Extracted records:
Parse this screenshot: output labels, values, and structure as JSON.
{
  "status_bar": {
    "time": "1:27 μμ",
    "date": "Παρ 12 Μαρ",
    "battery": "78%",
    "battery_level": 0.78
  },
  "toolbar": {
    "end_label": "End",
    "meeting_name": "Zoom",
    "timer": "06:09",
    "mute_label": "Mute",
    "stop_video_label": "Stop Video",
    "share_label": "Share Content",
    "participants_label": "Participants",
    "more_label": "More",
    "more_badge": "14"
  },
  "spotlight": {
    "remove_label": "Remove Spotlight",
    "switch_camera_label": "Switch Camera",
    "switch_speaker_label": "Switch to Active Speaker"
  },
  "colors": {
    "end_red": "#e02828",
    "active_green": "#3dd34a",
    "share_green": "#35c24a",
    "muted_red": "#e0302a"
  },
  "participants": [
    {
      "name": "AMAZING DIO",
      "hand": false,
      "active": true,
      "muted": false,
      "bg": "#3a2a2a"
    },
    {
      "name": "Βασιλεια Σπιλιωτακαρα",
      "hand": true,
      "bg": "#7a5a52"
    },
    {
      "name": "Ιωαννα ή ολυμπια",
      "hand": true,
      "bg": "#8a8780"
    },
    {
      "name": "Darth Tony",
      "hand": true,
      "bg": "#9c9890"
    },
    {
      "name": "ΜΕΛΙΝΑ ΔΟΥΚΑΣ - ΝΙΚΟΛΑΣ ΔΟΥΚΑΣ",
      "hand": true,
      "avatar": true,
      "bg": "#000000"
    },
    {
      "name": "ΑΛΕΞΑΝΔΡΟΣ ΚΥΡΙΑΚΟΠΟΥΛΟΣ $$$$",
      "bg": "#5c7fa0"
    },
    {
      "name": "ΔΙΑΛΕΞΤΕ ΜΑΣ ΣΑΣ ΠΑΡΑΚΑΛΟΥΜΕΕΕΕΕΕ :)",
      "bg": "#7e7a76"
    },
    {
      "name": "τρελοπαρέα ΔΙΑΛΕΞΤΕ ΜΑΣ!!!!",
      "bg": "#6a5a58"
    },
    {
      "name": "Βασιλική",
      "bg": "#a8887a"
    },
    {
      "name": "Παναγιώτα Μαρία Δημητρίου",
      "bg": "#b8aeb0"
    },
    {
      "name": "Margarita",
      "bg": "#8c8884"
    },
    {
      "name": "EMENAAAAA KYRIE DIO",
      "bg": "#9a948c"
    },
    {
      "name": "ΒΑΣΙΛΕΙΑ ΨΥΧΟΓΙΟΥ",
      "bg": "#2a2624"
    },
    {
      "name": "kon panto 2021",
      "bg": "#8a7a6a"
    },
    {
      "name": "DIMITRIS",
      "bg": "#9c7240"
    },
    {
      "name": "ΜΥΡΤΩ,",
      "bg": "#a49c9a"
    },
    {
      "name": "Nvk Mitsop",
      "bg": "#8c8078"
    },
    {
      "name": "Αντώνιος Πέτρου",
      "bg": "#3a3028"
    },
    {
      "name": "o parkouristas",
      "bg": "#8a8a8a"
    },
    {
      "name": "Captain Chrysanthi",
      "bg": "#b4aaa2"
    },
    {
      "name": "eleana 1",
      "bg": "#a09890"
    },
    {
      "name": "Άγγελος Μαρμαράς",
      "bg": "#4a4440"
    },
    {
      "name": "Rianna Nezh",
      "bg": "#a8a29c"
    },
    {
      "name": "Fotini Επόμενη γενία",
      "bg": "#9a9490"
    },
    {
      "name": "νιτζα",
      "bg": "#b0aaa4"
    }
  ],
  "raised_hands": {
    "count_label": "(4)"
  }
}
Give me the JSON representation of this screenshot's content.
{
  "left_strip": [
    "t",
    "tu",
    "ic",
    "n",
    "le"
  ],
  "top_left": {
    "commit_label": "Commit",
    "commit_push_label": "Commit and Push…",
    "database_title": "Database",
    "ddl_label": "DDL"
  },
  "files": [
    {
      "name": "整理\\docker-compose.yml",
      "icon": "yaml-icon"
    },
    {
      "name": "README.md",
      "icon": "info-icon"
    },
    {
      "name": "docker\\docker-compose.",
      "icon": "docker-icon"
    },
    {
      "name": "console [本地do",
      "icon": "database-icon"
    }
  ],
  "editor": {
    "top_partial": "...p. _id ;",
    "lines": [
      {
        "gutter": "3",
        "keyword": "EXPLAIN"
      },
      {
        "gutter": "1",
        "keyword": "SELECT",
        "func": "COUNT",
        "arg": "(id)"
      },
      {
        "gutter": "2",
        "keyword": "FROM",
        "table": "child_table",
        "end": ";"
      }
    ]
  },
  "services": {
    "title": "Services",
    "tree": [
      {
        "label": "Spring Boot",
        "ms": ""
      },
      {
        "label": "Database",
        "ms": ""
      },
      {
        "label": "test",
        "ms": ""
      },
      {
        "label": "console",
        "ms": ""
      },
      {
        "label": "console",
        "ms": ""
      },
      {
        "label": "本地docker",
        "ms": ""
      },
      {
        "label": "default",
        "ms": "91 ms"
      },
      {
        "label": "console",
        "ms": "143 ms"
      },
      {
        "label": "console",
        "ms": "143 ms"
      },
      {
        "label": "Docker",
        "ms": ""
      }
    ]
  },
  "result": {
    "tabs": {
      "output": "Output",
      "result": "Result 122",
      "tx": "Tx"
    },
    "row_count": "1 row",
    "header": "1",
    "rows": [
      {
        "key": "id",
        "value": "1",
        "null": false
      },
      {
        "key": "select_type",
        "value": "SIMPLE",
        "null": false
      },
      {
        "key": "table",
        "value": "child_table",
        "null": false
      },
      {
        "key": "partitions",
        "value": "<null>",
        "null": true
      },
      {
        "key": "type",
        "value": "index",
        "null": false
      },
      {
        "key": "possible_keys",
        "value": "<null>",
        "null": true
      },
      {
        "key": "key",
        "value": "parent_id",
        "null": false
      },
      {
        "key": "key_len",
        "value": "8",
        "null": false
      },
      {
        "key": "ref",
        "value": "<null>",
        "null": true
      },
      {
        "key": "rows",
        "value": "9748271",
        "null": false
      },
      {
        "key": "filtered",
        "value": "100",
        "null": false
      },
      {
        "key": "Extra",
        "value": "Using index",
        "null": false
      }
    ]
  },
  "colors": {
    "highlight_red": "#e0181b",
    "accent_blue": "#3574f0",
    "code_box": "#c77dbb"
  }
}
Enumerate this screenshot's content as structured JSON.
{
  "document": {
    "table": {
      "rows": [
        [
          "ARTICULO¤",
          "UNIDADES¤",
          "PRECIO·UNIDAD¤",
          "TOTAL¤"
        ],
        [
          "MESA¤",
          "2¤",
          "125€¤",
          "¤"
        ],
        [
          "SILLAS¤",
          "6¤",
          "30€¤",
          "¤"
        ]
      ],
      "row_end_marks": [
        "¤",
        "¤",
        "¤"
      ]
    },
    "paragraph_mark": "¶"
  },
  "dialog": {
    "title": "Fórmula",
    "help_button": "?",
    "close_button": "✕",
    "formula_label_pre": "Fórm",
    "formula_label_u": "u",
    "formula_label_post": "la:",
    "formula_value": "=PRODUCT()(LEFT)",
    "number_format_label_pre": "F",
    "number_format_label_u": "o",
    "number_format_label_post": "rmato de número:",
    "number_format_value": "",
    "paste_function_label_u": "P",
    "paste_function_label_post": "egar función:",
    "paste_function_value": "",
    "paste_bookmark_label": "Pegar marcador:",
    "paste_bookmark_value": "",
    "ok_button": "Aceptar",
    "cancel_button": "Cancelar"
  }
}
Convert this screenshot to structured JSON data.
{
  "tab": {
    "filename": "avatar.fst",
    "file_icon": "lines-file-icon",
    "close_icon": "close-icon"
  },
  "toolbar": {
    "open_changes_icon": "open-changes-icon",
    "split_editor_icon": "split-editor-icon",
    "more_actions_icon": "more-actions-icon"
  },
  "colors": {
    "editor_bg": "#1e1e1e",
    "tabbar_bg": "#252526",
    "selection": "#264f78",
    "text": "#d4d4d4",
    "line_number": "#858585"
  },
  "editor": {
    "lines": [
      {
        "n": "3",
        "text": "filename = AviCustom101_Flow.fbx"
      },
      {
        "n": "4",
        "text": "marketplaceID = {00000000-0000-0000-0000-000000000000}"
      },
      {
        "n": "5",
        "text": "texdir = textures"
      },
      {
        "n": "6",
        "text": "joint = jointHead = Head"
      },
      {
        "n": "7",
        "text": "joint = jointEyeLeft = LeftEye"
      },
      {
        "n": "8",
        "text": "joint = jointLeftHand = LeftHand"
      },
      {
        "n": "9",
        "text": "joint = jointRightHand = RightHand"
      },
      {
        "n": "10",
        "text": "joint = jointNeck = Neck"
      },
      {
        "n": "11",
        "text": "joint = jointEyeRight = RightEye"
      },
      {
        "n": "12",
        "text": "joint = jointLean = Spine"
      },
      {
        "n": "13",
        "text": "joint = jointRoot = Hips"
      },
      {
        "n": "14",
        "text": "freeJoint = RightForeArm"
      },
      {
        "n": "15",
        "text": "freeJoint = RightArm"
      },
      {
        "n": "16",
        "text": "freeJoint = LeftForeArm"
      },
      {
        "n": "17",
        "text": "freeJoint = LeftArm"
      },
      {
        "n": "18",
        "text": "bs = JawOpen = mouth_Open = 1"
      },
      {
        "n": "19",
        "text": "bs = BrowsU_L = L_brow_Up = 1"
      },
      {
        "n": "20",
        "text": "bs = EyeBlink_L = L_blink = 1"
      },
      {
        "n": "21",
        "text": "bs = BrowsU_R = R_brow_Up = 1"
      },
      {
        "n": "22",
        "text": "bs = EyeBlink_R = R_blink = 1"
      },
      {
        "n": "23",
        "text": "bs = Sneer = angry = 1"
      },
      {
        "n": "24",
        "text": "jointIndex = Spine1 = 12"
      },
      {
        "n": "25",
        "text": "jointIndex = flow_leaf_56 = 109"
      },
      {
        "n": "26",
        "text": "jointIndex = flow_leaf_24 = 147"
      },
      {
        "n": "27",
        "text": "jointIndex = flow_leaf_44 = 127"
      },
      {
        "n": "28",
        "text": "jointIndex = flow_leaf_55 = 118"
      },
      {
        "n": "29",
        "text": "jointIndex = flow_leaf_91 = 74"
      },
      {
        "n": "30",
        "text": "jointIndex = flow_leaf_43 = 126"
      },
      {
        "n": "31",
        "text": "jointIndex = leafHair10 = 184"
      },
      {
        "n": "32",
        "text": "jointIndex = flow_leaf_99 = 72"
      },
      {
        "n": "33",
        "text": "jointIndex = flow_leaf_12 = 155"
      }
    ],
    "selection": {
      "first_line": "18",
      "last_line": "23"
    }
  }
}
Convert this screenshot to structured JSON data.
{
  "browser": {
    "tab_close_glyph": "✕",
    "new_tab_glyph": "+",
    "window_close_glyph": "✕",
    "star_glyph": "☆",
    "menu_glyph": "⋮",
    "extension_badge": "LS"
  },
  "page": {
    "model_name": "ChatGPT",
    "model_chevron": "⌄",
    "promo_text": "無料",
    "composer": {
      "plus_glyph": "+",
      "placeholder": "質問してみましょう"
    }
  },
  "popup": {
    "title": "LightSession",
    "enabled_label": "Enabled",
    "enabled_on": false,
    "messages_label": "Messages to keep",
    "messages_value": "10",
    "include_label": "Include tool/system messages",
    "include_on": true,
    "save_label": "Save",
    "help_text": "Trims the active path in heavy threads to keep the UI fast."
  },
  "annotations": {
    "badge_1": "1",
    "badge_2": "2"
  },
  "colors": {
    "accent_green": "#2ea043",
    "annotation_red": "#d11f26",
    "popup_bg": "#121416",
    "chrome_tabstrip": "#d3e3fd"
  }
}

Task to carry out –
From the records given above, copy all lines containing "jointIndex".

The response –
        "text": "jointIndex = Spine1 = 12"
        "text": "jointIndex = flow_leaf_56 = 109"
        "text": "jointIndex = flow_leaf_24 = 147"
        "text": "jointIndex = flow_leaf_44 = 127"
        "text": "jointIndex = flow_leaf_55 = 118"
        "text": "jointIndex = flow_leaf_91 = 74"
        "text": "jointIndex = flow_leaf_43 = 126"
        "text": "jointIndex = leafHair10 = 184"
        "text": "jointIndex = flow_leaf_99 = 72"
        "text": "jointIndex = flow_leaf_12 = 155"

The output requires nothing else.